- **Data shown**:
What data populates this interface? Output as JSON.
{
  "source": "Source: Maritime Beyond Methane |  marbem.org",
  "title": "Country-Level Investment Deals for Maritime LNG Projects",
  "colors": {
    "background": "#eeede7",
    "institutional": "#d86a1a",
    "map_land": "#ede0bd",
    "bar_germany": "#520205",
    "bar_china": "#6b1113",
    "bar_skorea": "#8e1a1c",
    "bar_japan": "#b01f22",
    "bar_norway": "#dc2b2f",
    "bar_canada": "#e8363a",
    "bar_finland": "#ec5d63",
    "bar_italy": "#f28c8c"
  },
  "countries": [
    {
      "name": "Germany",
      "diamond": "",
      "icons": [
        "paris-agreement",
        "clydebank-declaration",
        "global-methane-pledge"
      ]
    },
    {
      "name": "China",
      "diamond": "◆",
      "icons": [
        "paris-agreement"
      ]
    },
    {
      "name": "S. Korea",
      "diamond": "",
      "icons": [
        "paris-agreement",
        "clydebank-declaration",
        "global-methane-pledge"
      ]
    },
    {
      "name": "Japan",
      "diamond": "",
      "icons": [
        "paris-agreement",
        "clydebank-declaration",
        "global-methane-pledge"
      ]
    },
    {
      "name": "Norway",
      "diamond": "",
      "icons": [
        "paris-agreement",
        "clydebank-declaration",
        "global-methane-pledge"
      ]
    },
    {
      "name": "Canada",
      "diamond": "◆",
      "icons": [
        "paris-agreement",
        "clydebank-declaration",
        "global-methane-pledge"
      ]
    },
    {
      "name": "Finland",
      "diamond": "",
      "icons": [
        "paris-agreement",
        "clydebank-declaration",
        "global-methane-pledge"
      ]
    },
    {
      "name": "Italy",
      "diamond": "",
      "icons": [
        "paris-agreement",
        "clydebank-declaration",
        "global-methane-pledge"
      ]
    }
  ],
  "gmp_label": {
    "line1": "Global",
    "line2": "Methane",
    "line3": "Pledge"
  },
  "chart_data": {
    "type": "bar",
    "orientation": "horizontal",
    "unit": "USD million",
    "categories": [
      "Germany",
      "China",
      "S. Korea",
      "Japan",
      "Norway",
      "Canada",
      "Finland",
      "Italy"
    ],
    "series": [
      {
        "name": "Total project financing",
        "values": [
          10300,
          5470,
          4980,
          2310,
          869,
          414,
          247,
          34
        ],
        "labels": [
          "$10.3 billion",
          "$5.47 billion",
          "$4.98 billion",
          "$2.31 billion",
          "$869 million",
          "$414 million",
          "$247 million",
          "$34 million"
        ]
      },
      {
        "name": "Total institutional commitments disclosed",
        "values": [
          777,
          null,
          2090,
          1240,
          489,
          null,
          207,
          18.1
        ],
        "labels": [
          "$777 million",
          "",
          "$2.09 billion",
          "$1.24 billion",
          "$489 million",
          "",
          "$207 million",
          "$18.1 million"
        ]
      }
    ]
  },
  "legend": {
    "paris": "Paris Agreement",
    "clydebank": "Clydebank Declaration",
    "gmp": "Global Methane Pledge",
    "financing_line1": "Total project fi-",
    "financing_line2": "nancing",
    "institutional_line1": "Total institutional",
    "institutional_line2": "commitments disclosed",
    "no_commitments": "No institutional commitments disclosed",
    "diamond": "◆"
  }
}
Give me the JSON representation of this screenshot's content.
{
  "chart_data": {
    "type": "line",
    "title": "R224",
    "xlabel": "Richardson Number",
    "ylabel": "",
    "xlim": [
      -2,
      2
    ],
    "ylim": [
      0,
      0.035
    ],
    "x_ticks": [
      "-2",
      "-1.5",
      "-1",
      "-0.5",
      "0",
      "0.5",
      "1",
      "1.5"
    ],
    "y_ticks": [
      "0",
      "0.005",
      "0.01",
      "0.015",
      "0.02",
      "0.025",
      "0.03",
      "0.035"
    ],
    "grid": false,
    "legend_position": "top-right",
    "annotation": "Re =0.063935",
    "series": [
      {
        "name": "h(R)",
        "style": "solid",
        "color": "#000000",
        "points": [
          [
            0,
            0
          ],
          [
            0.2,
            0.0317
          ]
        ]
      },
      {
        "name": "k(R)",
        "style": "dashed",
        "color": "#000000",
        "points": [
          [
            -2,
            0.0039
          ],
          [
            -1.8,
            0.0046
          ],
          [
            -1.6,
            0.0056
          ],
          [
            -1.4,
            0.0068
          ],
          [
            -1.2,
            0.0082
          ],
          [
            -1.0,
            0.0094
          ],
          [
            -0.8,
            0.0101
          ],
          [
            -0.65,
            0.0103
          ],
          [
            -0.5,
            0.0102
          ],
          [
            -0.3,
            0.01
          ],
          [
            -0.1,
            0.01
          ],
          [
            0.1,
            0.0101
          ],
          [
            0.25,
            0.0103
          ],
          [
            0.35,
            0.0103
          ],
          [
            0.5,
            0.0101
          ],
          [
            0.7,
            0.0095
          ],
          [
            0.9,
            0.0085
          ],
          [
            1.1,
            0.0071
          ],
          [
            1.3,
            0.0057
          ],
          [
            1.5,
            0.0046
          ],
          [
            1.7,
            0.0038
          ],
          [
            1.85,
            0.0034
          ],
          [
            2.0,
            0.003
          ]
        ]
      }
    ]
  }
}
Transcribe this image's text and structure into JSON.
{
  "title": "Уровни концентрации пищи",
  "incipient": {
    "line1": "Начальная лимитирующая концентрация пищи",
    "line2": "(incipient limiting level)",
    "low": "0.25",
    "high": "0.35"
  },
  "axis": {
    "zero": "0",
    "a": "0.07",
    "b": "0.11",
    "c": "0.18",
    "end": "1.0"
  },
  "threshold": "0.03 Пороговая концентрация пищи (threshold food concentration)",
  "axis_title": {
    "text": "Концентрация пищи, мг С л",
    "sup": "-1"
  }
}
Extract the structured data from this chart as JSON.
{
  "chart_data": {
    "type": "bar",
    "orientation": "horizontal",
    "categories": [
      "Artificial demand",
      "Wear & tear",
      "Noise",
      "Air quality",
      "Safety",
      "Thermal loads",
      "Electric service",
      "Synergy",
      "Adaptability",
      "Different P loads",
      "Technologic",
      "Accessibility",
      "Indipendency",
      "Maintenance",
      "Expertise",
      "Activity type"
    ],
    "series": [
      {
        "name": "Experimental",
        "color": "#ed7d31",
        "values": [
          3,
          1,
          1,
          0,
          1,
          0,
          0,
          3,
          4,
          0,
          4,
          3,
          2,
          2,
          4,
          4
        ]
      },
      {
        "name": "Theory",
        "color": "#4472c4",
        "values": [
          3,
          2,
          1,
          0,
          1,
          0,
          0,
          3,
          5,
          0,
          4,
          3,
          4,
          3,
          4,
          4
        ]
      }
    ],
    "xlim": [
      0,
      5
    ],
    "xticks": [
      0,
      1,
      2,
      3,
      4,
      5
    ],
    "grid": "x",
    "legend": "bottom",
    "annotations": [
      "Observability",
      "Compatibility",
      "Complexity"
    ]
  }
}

- **Direction**: Only the lines from the one containing "Extract the structured" through the end of the entries above belong in the answer; repeat them exactly.

- **Task result**:
Extract the structured data from this chart as JSON.
{
  "chart_data": {
    "type": "bar",
    "orientation": "horizontal",
    "categories": [
      "Artificial demand",
      "Wear & tear",
      "Noise",
      "Air quality",
      "Safety",
      "Thermal loads",
      "Electric service",
      "Synergy",
      "Adaptability",
      "Different P loads",
      "Technologic",
      "Accessibility",
      "Indipendency",
      "Maintenance",
      "Expertise",
      "Activity type"
    ],
    "series": [
      {
        "name": "Experimental",
        "color": "#ed7d31",
        "values": [
          3,
          1,
          1,
          0,
          1,
          0,
          0,
          3,
          4,
          0,
          4,
          3,
          2,
          2,
          4,
          4
        ]
      },
      {
        "name": "Theory",
        "color": "#4472c4",
        "values": [
          3,
          2,
          1,
          0,
          1,
          0,
          0,
          3,
          5,
          0,
          4,
          3,
          4,
          3,
          4,
          4
        ]
      }
    ],
    "xlim": [
      0,
      5
    ],
    "xticks": [
      0,
      1,
      2,
      3,
      4,
      5
    ],
    "grid": "x",
    "legend": "bottom",
    "annotations": [
      "Observability",
      "Compatibility",
      "Complexity"
    ]
  }
}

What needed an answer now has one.